→ SOURCE DOCUMENT:
Recipes

I have received feedback to my post yesterday in regards to my weekly meals. I would like to say that I am superwoman and am going to be making all of those meals from scratch but that is just not true. Most of the meals are based around items I bought ready to cook like the shrimp burgers and turkey burgers, they came already seasoned/flavored and all I need to do is cook them. For my stir-fry I use Saigon Sizzle Stir-fry sauce by House of Tsang and buy pre-chopped (fresh) stir fry veggies- pretty basic. The pesto chicken was bought already marinated and the couscous is Near East, ready in five minutes. However, there are two things I am making myself and so I will share with you the recipes. Enjoy!

Spaghetti alle Vongole (WW 18 PP per serving, definitely a splurge points wise but totally worth it)

→ REQUEST A: Can you reproduce the saved entries word for word, from their first line through the line that contains "y-tick-label: 1% [53,232,66,242]", including both of those lines?

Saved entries
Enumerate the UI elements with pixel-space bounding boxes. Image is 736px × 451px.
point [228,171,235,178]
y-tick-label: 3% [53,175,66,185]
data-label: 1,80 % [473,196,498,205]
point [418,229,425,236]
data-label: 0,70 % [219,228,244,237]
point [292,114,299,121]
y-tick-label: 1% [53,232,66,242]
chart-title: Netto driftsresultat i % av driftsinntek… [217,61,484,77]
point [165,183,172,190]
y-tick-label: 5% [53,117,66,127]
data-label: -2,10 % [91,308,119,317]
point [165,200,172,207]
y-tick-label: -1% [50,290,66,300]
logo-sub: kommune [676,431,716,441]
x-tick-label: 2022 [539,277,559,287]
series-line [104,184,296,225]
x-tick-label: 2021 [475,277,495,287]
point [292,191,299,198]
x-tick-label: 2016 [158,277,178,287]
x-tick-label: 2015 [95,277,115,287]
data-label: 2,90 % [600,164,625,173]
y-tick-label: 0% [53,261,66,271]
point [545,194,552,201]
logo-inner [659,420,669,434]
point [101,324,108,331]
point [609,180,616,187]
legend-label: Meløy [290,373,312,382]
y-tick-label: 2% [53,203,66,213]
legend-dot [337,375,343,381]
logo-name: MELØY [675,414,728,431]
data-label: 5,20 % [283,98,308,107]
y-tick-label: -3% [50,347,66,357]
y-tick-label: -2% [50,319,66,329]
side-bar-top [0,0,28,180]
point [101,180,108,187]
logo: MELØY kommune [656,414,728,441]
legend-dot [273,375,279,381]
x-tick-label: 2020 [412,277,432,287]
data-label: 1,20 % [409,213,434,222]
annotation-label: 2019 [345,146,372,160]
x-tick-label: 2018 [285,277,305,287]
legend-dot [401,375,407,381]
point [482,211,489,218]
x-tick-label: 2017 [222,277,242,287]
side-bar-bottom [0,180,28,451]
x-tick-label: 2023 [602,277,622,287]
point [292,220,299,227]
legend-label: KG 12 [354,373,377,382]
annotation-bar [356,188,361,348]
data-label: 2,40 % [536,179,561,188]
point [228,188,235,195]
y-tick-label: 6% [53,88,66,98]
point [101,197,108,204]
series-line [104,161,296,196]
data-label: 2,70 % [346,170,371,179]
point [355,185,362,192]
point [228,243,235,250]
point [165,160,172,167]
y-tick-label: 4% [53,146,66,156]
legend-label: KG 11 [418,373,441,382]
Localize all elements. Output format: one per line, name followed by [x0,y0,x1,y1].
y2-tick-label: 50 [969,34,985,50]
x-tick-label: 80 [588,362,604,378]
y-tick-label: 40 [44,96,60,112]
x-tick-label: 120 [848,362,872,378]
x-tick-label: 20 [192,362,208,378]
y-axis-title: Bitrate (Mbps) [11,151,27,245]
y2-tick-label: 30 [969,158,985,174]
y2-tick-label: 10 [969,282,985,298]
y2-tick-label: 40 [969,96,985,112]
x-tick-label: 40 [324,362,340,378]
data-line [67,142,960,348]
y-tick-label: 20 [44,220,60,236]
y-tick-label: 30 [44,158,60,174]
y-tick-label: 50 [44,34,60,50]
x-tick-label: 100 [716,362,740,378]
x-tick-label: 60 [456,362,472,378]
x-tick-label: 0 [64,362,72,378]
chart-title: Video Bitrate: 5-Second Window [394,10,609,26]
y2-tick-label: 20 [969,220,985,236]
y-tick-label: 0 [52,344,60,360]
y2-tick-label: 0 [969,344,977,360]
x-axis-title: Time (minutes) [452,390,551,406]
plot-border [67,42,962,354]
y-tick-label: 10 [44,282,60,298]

→ REQUEST B: Can you quote the recipe post in full, word for word?

→ CORRECT RESPONSE A:
Enumerate the UI elements with pixel-space bounding boxes. Image is 736px × 451px.
point [228,171,235,178]
y-tick-label: 3% [53,175,66,185]
data-label: 1,80 % [473,196,498,205]
point [418,229,425,236]
data-label: 0,70 % [219,228,244,237]
point [292,114,299,121]
y-tick-label: 1% [53,232,66,242]

→ CORRECT RESPONSE B:
Recipes

I have received feedback to my post yesterday in regards to my weekly meals. I would like to say that I am superwoman and am going to be making all of those meals from scratch but that is just not true. Most of the meals are based around items I bought ready to cook like the shrimp burgers and turkey burgers, they came already seasoned/flavored and all I need to do is cook them. For my stir-fry I use Saigon Sizzle Stir-fry sauce by House of Tsang and buy pre-chopped (fresh) stir fry veggies- pretty basic. The pesto chicken was bought already marinated and the couscous is Near East, ready in five minutes. However, there are two things I am making myself and so I will share with you the recipes. Enjoy!

Spaghetti alle Vongole (WW 18 PP per serving, definitely a splurge points wise but totally worth it)